* Begin *

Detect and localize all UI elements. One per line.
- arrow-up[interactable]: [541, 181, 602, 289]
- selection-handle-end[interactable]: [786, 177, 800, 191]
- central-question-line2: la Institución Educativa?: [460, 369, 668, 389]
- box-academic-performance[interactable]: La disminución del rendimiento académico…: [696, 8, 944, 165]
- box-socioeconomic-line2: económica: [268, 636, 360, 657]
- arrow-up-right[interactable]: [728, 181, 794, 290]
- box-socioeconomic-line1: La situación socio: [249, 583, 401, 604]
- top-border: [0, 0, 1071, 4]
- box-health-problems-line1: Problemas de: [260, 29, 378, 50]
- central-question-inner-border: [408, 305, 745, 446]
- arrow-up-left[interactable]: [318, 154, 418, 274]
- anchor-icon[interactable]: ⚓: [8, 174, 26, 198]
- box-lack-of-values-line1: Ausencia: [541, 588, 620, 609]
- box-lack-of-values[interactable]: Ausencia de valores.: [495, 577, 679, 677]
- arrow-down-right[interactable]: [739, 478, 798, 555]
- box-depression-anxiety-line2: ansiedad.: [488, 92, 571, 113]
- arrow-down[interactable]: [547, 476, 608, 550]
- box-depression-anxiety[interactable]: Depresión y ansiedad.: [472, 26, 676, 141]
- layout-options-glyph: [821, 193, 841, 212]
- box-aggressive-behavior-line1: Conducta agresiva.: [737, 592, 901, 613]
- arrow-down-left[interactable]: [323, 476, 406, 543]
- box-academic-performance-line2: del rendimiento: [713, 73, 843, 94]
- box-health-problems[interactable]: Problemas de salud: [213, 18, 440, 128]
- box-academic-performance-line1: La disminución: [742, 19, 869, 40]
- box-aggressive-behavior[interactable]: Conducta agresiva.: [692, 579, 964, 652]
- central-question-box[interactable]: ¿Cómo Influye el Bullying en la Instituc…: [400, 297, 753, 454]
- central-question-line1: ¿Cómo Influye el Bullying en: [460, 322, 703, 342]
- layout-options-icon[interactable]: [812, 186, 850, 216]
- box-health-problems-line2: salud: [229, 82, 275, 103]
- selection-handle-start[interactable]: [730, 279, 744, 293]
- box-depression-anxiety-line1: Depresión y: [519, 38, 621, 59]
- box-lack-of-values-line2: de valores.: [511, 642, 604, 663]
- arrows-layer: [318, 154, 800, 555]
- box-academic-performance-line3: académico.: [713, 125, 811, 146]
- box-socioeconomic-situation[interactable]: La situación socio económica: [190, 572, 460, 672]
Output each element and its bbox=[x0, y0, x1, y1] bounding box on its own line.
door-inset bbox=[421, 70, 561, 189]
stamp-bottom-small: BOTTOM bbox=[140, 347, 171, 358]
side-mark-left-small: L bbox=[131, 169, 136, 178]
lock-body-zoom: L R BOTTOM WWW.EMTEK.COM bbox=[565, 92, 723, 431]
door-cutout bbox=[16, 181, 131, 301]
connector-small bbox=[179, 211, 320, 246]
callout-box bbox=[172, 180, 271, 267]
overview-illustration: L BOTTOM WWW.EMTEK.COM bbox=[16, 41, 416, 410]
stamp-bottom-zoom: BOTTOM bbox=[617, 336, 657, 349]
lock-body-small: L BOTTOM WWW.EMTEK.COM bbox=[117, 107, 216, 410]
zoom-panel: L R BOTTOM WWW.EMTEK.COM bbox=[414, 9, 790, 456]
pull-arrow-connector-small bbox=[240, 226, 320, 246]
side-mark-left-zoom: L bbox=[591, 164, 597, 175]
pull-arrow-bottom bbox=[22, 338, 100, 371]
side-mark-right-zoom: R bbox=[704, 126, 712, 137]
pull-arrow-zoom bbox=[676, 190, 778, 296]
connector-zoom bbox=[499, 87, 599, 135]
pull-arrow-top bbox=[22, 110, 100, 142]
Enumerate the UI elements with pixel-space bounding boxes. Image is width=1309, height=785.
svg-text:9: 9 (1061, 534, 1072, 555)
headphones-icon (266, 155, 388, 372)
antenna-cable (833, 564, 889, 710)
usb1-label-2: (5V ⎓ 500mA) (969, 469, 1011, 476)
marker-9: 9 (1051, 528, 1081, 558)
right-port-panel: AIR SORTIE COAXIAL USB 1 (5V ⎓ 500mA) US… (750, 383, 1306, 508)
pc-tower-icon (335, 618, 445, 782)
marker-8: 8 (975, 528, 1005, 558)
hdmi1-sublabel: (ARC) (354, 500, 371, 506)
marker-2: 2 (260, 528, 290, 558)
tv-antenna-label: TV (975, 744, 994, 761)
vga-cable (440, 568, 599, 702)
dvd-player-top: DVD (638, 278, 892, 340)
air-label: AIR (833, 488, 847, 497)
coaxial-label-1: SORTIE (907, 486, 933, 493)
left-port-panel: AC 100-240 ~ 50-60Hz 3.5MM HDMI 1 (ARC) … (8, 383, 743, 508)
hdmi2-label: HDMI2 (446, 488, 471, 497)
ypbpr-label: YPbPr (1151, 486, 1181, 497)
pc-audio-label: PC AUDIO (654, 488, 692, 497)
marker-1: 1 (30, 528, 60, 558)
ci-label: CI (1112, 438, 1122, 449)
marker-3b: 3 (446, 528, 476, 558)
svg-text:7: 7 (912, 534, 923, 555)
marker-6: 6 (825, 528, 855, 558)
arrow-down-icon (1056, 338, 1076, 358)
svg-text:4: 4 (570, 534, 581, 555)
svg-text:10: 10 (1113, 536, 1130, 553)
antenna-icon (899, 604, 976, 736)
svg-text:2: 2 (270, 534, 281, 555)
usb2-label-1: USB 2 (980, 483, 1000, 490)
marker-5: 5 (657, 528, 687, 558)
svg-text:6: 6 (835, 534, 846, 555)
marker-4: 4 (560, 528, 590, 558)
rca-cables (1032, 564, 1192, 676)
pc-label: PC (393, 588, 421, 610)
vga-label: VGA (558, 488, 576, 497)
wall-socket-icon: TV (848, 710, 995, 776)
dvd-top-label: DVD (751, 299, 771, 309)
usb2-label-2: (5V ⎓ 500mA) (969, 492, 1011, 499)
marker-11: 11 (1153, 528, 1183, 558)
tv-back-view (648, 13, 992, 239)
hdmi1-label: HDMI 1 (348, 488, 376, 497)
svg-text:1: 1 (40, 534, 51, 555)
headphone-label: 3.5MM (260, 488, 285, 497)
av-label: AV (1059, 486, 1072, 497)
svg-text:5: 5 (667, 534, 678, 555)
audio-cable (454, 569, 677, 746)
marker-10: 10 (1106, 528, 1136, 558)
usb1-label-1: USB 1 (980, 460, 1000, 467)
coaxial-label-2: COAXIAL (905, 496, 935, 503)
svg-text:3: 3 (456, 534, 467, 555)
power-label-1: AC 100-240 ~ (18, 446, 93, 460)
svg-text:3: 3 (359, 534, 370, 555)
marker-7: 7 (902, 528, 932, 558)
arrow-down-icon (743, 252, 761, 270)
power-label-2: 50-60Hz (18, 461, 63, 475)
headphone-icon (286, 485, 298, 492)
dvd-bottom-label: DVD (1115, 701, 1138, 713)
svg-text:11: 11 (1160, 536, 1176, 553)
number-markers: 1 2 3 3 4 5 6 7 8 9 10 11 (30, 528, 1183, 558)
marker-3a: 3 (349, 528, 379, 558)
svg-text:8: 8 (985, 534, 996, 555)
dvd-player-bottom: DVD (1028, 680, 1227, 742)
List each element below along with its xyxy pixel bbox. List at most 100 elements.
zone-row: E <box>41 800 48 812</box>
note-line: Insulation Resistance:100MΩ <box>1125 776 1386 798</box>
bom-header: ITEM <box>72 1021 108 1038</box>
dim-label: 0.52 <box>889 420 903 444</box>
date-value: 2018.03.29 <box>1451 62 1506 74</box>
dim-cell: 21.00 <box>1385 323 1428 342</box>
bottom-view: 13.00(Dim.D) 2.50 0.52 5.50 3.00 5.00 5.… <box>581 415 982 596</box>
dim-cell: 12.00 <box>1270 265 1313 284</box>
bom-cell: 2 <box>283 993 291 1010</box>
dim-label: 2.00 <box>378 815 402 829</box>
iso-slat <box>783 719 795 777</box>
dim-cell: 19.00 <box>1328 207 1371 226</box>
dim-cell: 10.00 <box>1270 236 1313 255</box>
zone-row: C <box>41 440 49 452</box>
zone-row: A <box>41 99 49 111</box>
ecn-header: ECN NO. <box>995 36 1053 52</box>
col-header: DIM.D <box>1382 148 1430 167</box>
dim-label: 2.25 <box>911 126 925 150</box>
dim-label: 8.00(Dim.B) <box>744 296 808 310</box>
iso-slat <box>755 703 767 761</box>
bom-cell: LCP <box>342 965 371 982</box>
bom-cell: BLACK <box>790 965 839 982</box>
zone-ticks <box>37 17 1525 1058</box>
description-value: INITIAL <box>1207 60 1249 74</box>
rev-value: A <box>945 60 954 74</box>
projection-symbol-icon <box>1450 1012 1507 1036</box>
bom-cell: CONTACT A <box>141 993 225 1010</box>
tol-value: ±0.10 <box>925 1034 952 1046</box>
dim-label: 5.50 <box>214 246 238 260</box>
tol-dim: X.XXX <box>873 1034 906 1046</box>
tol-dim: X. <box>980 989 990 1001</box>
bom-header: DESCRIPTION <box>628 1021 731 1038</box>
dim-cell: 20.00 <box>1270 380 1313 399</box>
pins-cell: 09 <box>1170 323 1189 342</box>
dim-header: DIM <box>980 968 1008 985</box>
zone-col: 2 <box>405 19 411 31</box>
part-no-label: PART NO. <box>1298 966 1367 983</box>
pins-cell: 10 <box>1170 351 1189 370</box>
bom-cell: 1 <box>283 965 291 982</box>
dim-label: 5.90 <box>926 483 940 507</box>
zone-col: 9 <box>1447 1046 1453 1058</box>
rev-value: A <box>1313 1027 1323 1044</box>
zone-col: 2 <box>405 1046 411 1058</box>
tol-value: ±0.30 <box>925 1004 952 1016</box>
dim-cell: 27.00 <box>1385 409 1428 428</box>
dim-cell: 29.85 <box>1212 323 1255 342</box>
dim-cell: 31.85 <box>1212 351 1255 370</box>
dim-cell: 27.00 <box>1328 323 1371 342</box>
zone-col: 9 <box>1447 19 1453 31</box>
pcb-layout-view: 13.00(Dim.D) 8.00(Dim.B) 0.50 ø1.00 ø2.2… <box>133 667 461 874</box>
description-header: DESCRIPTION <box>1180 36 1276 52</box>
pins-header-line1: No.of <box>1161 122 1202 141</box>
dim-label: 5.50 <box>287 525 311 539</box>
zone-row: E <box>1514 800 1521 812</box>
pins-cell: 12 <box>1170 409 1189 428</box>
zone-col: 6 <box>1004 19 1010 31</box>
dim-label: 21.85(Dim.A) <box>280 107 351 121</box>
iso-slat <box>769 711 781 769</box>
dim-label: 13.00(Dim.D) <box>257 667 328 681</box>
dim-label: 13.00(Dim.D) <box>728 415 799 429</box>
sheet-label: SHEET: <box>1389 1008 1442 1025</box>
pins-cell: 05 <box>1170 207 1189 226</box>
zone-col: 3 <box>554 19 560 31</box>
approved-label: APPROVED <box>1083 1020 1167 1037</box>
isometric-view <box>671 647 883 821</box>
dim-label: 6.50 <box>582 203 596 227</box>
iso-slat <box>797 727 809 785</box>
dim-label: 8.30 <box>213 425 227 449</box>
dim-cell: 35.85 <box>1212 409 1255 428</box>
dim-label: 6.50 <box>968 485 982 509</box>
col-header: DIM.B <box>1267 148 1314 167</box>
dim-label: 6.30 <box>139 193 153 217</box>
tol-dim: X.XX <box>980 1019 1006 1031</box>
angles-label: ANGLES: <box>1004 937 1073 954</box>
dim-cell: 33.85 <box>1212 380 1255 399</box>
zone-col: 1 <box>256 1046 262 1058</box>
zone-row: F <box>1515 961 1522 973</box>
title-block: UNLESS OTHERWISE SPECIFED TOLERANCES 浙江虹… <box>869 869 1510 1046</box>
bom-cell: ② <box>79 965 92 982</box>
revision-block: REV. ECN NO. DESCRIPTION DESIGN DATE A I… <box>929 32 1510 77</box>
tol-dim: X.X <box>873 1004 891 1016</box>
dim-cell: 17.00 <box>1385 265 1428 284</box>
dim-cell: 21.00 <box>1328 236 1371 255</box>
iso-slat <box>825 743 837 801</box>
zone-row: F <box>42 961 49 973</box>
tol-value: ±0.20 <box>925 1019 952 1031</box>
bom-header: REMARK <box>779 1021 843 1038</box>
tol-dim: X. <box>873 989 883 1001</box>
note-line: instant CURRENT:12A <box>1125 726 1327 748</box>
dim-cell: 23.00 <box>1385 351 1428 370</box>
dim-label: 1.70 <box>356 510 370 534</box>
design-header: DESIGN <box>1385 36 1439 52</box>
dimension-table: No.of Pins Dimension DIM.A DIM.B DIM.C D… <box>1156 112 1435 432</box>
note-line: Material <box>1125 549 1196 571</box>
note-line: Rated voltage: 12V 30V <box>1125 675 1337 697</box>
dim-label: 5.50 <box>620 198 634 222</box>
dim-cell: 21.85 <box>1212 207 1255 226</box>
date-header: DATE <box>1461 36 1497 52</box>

* End *

▶ _Aim_
Please recast the stretch of data from its first line through the line containing "- arrow-down[interactable]: [547, 476, 608, 550]" as a Markdown table with two columns, Row for the row number and Entry for the line, leaving out any blank lines.

▶ _Result for this exercise_
| Row | Entry |
|---|---|
| 1 | Detect and localize all UI elements. One per line. |
| 2 | - arrow-up[interactable]: [541, 181, 602, 289] |
| 3 | - selection-handle-end[interactable]: [786, 177, 800, 191] |
| 4 | - central-question-line2: la Institución Educativa?: [460, 369, 668, 389] |
| 5 | - box-academic-performance[interactable]: La disminución del rendimiento académico…: [696, 8, 944, 165] |
| 6 | - box-socioeconomic-line2: económica: [268, 636, 360, 657] |
| 7 | - arrow-up-right[interactable]: [728, 181, 794, 290] |
| 8 | - box-socioeconomic-line1: La situación socio: [249, 583, 401, 604] |
| 9 | - top-border: [0, 0, 1071, 4] |
| 10 | - box-health-problems-line1: Problemas de: [260, 29, 378, 50] |
| 11 | - central-question-inner-border: [408, 305, 745, 446] |
| 12 | - arrow-up-left[interactable]: [318, 154, 418, 274] |
| 13 | - anchor-icon[interactable]: ⚓: [8, 174, 26, 198] |
| 14 | - box-lack-of-values-line1: Ausencia: [541, 588, 620, 609] |
| 15 | - box-lack-of-values[interactable]: Ausencia de valores.: [495, 577, 679, 677] |
| 16 | - arrow-down-right[interactable]: [739, 478, 798, 555] |
| 17 | - box-depression-anxiety-line2: ansiedad.: [488, 92, 571, 113] |
| 18 | - arrow-down[interactable]: [547, 476, 608, 550] |